RECORDS SHOWN:
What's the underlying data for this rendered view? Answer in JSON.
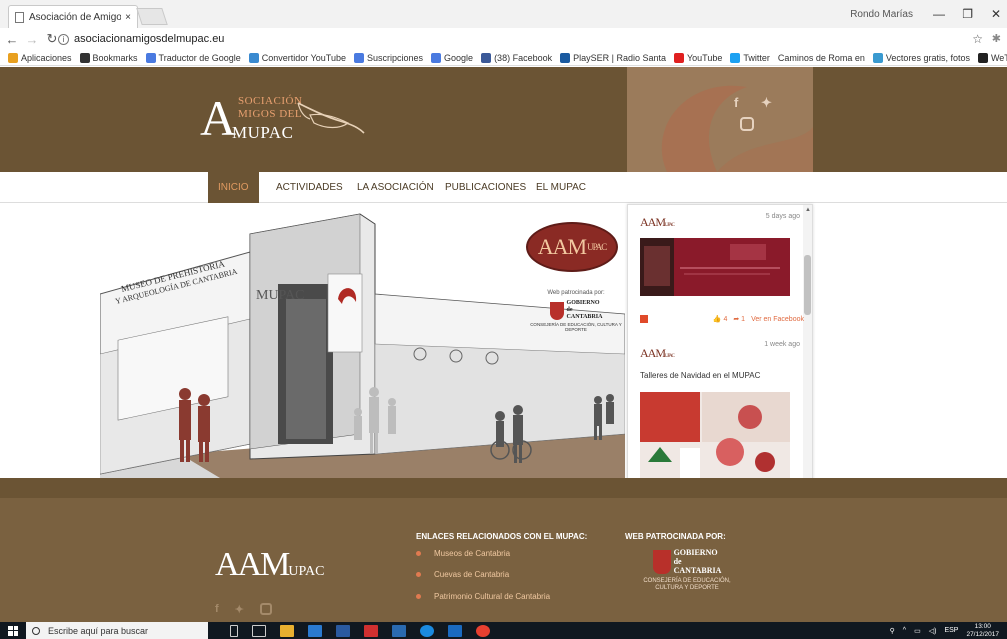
{
  "browser": {
    "tab_title": "Asociación de Amigos de",
    "tab_close": "×",
    "user_name": "Rondo Marías",
    "url": "asociacionamigosdelmupac.eu",
    "bookmarks": [
      {
        "label": "Aplicaciones",
        "icon": "apps-icon",
        "color": "#e8a020"
      },
      {
        "label": "Bookmarks",
        "icon": "star-icon",
        "color": "#333333"
      },
      {
        "label": "Traductor de Google",
        "icon": "translate-icon",
        "color": "#4a7ae0"
      },
      {
        "label": "Convertidor YouTube",
        "icon": "convert-icon",
        "color": "#3a8ad0"
      },
      {
        "label": "Suscripciones",
        "icon": "google-icon",
        "color": "#4a7ae0"
      },
      {
        "label": "Google",
        "icon": "google-icon",
        "color": "#4a7ae0"
      },
      {
        "label": "(38) Facebook",
        "icon": "facebook-icon",
        "color": "#3b5998"
      },
      {
        "label": "PlaySER | Radio Santa",
        "icon": "radio-icon",
        "color": "#1a5aa0"
      },
      {
        "label": "YouTube",
        "icon": "youtube-icon",
        "color": "#e02020"
      },
      {
        "label": "Twitter",
        "icon": "twitter-icon",
        "color": "#1da1f2"
      },
      {
        "label": "Caminos de Roma en",
        "icon": "",
        "color": ""
      },
      {
        "label": "Vectores gratis, fotos",
        "icon": "vector-icon",
        "color": "#3a9ad0"
      },
      {
        "label": "WeTransfer",
        "icon": "wetransfer-icon",
        "color": "#222222"
      }
    ]
  },
  "site": {
    "logo": {
      "big_a": "A",
      "line1": "SOCIACIÓN",
      "line2": "MIGOS DEL",
      "line3": "UPAC",
      "line3_prefix": "M"
    },
    "nav": [
      "INICIO",
      "ACTIVIDADES",
      "LA ASOCIACIÓN",
      "PUBLICACIONES",
      "EL MUPAC"
    ],
    "sponsor": {
      "aam": "AAM",
      "aam_sub": "UPAC",
      "web_label": "Web patrocinada por:",
      "gobierno_1": "GOBIERNO",
      "gobierno_2": "de",
      "gobierno_3": "CANTABRIA",
      "consejeria": "CONSEJERÍA DE EDUCACIÓN, CULTURA Y DEPORTE"
    },
    "facebook_widget": {
      "posts": [
        {
          "time": "5 days ago",
          "likes": "4",
          "shares": "1",
          "view": "Ver en Facebook"
        },
        {
          "time": "1 week ago",
          "title": "Talleres de Navidad en el MUPAC"
        }
      ]
    },
    "footer": {
      "logo": "AAM",
      "logo_sub": "UPAC",
      "links_title": "ENLACES RELACIONADOS CON EL MUPAC:",
      "links": [
        "Museos de Cantabria",
        "Cuevas de Cantabria",
        "Patrimonio Cultural de Cantabria"
      ],
      "sponsor_title": "WEB PATROCINADA POR:",
      "gobierno_1": "GOBIERNO",
      "gobierno_2": "de",
      "gobierno_3": "CANTABRIA",
      "consejeria": "CONSEJERÍA DE EDUCACIÓN, CULTURA Y DEPORTE"
    }
  },
  "taskbar": {
    "search_placeholder": "Escribe aquí para buscar",
    "lang": "ESP",
    "time": "13:00",
    "date": "27/12/2017"
  },
  "colors": {
    "brown_dark": "#6b5434",
    "accent": "#e07a50",
    "footer": "#7a6140"
  }
}
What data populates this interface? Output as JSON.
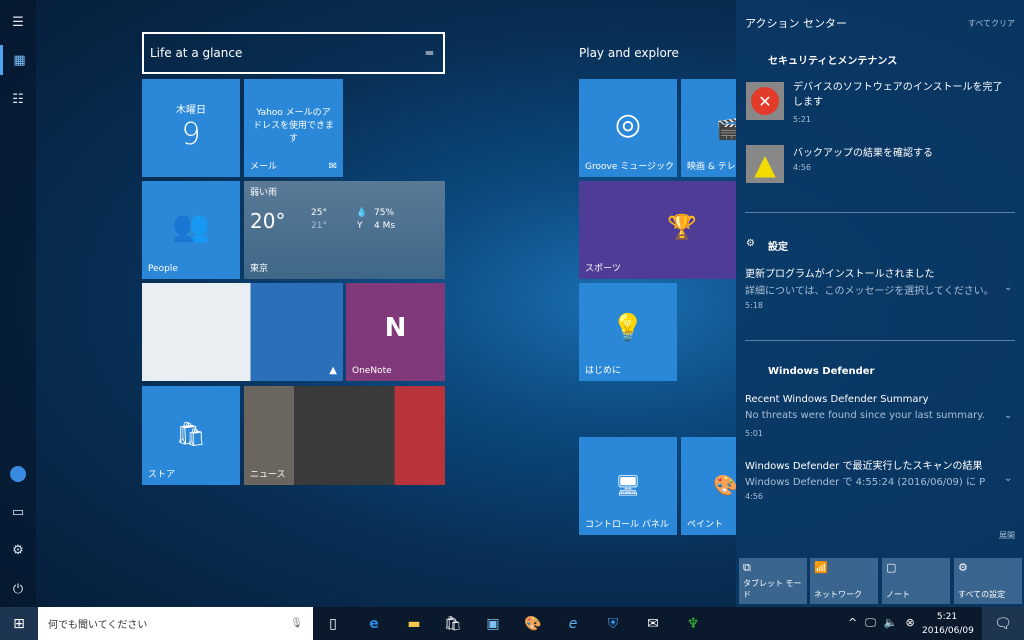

DESCRIPTION OF THE TASK:
Omit the pictures and reproduce the listing exactly.

RESPONSE:
What's the underlying data for this rendered view? Answer in JSON.
{
  "browser": {
    "tab_title": "Asociación de Amigos de",
    "tab_close": "×",
    "user_name": "Rondo Marías",
    "url": "asociacionamigosdelmupac.eu",
    "bookmarks": [
      {
        "label": "Aplicaciones",
        "icon": "apps-icon",
        "color": "#e8a020"
      },
      {
        "label": "Bookmarks",
        "icon": "star-icon",
        "color": "#333333"
      },
      {
        "label": "Traductor de Google",
        "icon": "translate-icon",
        "color": "#4a7ae0"
      },
      {
        "label": "Convertidor YouTube",
        "icon": "convert-icon",
        "color": "#3a8ad0"
      },
      {
        "label": "Suscripciones",
        "icon": "google-icon",
        "color": "#4a7ae0"
      },
      {
        "label": "Google",
        "icon": "google-icon",
        "color": "#4a7ae0"
      },
      {
        "label": "(38) Facebook",
        "icon": "facebook-icon",
        "color": "#3b5998"
      },
      {
        "label": "PlaySER | Radio Santa",
        "icon": "radio-icon",
        "color": "#1a5aa0"
      },
      {
        "label": "YouTube",
        "icon": "youtube-icon",
        "color": "#e02020"
      },
      {
        "label": "Twitter",
        "icon": "twitter-icon",
        "color": "#1da1f2"
      },
      {
        "label": "Caminos de Roma en",
        "icon": "",
        "color": ""
      },
      {
        "label": "Vectores gratis, fotos",
        "icon": "vector-icon",
        "color": "#3a9ad0"
      },
      {
        "label": "WeTransfer",
        "icon": "wetransfer-icon",
        "color": "#222222"
      }
    ]
  },
  "site": {
    "logo": {
      "big_a": "A",
      "line1": "SOCIACIÓN",
      "line2": "MIGOS DEL",
      "line3": "UPAC",
      "line3_prefix": "M"
    },
    "nav": [
      "INICIO",
      "ACTIVIDADES",
      "LA ASOCIACIÓN",
      "PUBLICACIONES",
      "EL MUPAC"
    ],
    "sponsor": {
      "aam": "AAM",
      "aam_sub": "UPAC",
      "web_label": "Web patrocinada por:",
      "gobierno_1": "GOBIERNO",
      "gobierno_2": "de",
      "gobierno_3": "CANTABRIA",
      "consejeria": "CONSEJERÍA DE EDUCACIÓN, CULTURA Y DEPORTE"
    },
    "facebook_widget": {
      "posts": [
        {
          "time": "5 days ago",
          "likes": "4",
          "shares": "1",
          "view": "Ver en Facebook"
        },
        {
          "time": "1 week ago",
          "title": "Talleres de Navidad en el MUPAC"
        }
      ]
    },
    "footer": {
      "logo": "AAM",
      "logo_sub": "UPAC",
      "links_title": "ENLACES RELACIONADOS CON EL MUPAC:",
      "links": [
        "Museos de Cantabria",
        "Cuevas de Cantabria",
        "Patrimonio Cultural de Cantabria"
      ],
      "sponsor_title": "WEB PATROCINADA POR:",
      "gobierno_1": "GOBIERNO",
      "gobierno_2": "de",
      "gobierno_3": "CANTABRIA",
      "consejeria": "CONSEJERÍA DE EDUCACIÓN, CULTURA Y DEPORTE"
    }
  },
  "taskbar": {
    "search_placeholder": "Escribe aquí para buscar",
    "lang": "ESP",
    "time": "13:00",
    "date": "27/12/2017"
  },
  "colors": {
    "brown_dark": "#6b5434",
    "accent": "#e07a50",
    "footer": "#7a6140"
  }
}
What data populates this interface? Output as JSON.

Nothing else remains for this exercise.